§ **所示原文**

——————————

图中:10-电子设备;110-存储器;120-处理器;130-存储控制器;
140-外设接口;150-射频单元;160-通讯总线/信号线;170-摄像单元;
180-显示单元;200-面肌训练装置;210-特征点组提取模块;
220-图片分辨率调整模块;230-坐标差值计算模块;
231-子坐标差值计算单元;232-当前坐标差值计算单元;
240-预设动作完成值更新模块;241-多边形面积计算单元;
242-动作完成值更新单元;2421-商值计算子单元;2422-完成值更新子单元;
250-动作完成度计算模块;251-动作完成值计算单元;
252-动作完成度计算单元;260-判断模块。
为使本申请实施例的目的、技术方案和优点更加清楚,下面将结合本申请实施例中的附图,对本申请实施例中的技术方案进行清楚、完整地描述,显然,所描述的实施例是本申请一部分实施例,而不是全部的实施例。通常在此处附图中描述和示出的本申请实施例的组件可以以各种不同的配置来布置和设计。
因此,以下对在附图中提供的本申请的实施例的详细描述并非旨在限制要求保护的本申请的范围,而是仅仅表示本申请的选定实施例。基于本申请中的实施例,本领域普通技术人员在没有作出创造性劳动前提下所获得的所有其他实施例,都属于本申请保护的范围。
应注意到:相似的标号和字母在下面的附图中表示类似项,因此,一旦某一项在一个附图中被定义,则在随后的附图中不需要对其进行进一步定义和解释。同时,在本申请的描述中,术语“第一”、“第二”等仅用于区分描述, 而不能理解为指示或暗示相对重要性。
需要说明的是,在本文中,诸如第一和第二等之类的关系术语仅仅用来将一个实体或者操作与另一个实体或操作区分开来,而不一定要求或者暗示这些实体或操作之间存在任何这种实际的关系或者顺序。而且,术语“包括”、“包含”或者其任何其他变体意在涵盖非排他性的包含,从而使得包括一系列要素的过程、方法、物品或者设备不仅包括那些要素,而且还包括没有明确列出的其他要素,或者是还包括为这种过程、方法、物品或者设备所固有的要素。在没有更多限制的情况下,由语句“包括一个……”限定的要素,并不排除在包括所述要素的过程、方法、物品或者设备中还存在另外的相同要素。
下面结合附图,对本申请的一些实施方式作详细说明。在不冲突的情况下,下述的实施例及实施例中的特征可以相互组合。

——————————

§ **练习任务**
请从面肌训练装置说明中摘录一段原文,从含有“为使本申请实施例的目的、技术”的那几个字开始,到“实施例中的特征可以相互组合。”为止。 作答时只依据面肌训练装置说明,不参考其他内容。

——————————

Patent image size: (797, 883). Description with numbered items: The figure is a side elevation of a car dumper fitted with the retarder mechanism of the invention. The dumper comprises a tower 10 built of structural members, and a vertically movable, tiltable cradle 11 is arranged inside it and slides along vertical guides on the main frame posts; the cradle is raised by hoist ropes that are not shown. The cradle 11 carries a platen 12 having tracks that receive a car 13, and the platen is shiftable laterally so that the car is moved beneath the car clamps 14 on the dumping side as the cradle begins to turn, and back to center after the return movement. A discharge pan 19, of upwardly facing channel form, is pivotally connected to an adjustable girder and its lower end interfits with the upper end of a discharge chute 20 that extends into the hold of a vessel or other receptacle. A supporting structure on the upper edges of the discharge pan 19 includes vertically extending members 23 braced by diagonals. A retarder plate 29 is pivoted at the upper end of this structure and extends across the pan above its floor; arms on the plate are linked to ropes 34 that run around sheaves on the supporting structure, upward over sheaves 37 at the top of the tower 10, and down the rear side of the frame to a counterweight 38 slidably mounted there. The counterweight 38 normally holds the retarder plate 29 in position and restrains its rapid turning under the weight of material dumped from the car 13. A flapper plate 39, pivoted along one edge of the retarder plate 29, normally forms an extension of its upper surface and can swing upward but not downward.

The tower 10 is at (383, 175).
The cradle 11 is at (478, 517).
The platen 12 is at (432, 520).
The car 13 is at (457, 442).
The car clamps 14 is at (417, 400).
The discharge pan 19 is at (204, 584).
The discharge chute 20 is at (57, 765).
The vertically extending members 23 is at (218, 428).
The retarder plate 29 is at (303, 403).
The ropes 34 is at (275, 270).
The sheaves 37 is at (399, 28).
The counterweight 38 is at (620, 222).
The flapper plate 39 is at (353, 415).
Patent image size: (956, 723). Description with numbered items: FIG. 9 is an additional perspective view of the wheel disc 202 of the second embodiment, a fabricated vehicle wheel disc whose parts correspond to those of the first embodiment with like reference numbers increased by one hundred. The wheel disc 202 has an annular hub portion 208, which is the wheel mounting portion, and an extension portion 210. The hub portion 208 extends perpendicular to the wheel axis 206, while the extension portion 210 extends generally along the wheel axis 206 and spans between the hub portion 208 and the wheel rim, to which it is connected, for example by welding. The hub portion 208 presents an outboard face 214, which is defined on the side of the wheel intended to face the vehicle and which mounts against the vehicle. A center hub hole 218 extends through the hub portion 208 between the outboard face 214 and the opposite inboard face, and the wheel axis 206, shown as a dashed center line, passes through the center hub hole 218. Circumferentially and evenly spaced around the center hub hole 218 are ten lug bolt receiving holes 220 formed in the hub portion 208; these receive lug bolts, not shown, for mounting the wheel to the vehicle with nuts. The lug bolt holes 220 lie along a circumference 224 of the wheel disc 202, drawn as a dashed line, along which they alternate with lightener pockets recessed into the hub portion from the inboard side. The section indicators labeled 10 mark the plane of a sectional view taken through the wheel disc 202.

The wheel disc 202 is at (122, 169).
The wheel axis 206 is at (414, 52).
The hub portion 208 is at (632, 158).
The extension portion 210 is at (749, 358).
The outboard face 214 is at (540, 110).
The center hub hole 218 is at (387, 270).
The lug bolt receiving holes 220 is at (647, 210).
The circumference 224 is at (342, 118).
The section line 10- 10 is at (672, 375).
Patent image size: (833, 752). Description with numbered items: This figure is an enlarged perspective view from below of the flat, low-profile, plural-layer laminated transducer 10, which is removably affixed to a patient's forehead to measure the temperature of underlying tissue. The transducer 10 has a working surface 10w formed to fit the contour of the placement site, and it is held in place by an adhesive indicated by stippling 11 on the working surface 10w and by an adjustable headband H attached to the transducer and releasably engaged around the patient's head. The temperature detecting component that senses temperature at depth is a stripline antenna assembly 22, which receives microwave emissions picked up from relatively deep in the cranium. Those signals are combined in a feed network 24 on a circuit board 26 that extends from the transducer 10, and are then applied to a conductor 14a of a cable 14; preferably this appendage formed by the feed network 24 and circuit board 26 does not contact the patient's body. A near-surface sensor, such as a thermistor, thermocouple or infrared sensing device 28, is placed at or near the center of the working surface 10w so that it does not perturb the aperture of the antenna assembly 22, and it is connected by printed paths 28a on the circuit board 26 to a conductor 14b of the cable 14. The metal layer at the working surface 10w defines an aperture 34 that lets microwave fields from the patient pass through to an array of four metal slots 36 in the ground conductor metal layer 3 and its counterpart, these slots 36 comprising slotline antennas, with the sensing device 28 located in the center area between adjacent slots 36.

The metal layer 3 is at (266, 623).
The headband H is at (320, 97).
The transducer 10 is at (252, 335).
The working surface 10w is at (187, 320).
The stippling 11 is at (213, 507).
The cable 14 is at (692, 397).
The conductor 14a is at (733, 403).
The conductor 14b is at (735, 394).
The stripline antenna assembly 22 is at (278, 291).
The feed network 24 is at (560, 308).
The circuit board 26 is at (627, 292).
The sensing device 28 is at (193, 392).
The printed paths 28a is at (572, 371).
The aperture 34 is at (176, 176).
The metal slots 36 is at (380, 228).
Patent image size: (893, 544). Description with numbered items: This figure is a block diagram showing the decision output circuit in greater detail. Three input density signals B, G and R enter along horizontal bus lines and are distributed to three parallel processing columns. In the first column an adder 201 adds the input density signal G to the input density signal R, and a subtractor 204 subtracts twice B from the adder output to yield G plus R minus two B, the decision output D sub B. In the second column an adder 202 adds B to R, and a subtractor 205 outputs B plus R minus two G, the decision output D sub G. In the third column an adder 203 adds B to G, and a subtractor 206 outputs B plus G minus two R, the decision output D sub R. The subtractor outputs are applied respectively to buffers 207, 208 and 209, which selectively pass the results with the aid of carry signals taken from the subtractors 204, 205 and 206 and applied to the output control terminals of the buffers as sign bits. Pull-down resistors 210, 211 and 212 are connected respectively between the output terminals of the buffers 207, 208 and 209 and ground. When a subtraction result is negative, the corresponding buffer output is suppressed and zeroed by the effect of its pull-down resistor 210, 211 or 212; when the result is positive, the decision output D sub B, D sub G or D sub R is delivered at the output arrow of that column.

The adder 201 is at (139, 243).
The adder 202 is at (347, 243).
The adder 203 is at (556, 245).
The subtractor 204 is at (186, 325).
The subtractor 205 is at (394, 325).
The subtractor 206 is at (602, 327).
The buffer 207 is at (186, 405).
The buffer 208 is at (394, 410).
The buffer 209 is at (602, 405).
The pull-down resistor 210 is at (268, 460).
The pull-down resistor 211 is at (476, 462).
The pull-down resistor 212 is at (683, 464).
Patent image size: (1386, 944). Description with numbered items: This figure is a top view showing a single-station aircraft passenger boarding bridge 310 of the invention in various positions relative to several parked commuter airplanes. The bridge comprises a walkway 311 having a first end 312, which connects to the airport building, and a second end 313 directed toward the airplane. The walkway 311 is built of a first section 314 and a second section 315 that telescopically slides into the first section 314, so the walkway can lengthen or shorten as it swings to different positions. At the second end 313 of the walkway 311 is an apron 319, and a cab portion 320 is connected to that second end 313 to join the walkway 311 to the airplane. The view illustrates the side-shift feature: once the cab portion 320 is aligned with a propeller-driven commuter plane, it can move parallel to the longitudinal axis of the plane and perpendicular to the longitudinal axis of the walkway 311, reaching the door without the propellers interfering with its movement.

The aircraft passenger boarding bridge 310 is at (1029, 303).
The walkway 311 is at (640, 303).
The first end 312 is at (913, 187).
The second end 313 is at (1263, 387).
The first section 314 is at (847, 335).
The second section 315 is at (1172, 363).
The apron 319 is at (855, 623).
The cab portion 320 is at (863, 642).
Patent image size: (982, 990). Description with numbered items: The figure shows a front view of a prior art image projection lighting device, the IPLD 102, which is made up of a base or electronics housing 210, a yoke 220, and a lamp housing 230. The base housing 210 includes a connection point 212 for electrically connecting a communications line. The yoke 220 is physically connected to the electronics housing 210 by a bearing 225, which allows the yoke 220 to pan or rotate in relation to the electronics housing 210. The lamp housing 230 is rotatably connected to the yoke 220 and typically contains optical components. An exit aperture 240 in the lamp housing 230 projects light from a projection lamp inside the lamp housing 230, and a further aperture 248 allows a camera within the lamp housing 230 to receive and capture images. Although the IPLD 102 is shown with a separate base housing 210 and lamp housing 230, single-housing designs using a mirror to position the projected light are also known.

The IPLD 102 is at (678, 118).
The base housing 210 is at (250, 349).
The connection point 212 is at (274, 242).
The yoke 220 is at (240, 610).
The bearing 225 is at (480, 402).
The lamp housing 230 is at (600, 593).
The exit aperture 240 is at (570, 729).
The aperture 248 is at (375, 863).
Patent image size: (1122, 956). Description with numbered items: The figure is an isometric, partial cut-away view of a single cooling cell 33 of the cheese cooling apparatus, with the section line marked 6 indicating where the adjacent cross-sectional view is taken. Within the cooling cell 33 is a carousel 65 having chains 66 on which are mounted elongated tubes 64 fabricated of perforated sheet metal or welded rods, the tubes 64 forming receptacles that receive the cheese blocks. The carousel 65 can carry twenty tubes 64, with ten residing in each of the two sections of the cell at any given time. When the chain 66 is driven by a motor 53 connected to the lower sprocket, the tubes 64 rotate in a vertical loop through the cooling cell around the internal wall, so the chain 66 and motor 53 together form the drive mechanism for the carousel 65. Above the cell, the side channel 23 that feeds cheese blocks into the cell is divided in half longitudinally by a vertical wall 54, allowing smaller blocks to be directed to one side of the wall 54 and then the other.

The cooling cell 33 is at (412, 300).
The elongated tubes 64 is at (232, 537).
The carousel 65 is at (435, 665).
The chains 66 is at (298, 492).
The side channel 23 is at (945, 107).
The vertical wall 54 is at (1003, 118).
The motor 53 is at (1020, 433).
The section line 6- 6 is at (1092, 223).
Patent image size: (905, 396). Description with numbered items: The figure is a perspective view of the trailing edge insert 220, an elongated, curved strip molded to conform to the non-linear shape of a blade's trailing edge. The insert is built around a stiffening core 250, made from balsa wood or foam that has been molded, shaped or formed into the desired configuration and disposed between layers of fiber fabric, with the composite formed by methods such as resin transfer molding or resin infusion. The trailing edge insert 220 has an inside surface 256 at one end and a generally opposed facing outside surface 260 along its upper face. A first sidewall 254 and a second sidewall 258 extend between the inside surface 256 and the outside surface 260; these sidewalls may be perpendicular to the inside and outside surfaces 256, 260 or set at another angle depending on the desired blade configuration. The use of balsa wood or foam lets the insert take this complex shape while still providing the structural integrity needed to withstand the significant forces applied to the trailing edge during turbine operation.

——————————

§ **参考解答**
为使本申请实施例的目的、技术方案和优点更加清楚,下面将结合本申请实施例中的附图,对本申请实施例中的技术方案进行清楚、完整地描述,显然,所描述的实施例是本申请一部分实施例,而不是全部的实施例。通常在此处附图中描述和示出的本申请实施例的组件可以以各种不同的配置来布置和设计。
因此,以下对在附图中提供的本申请的实施例的详细描述并非旨在限制要求保护的本申请的范围,而是仅仅表示本申请的选定实施例。基于本申请中的实施例,本领域普通技术人员在没有作出创造性劳动前提下所获得的所有其他实施例,都属于本申请保护的范围。
应注意到:相似的标号和字母在下面的附图中表示类似项,因此,一旦某一项在一个附图中被定义,则在随后的附图中不需要对其进行进一步定义和解释。同时,在本申请的描述中,术语“第一”、“第二”等仅用于区分描述, 而不能理解为指示或暗示相对重要性。
需要说明的是,在本文中,诸如第一和第二等之类的关系术语仅仅用来将一个实体或者操作与另一个实体或操作区分开来,而不一定要求或者暗示这些实体或操作之间存在任何这种实际的关系或者顺序。而且,术语“包括”、“包含”或者其任何其他变体意在涵盖非排他性的包含,从而使得包括一系列要素的过程、方法、物品或者设备不仅包括那些要素,而且还包括没有明确列出的其他要素,或者是还包括为这种过程、方法、物品或者设备所固有的要素。在没有更多限制的情况下,由语句“包括一个……”限定的要素,并不排除在包括所述要素的过程、方法、物品或者设备中还存在另外的相同要素。
下面结合附图,对本申请的一些实施方式作详细说明。在不冲突的情况下,下述的实施例及实施例中的特征可以相互组合。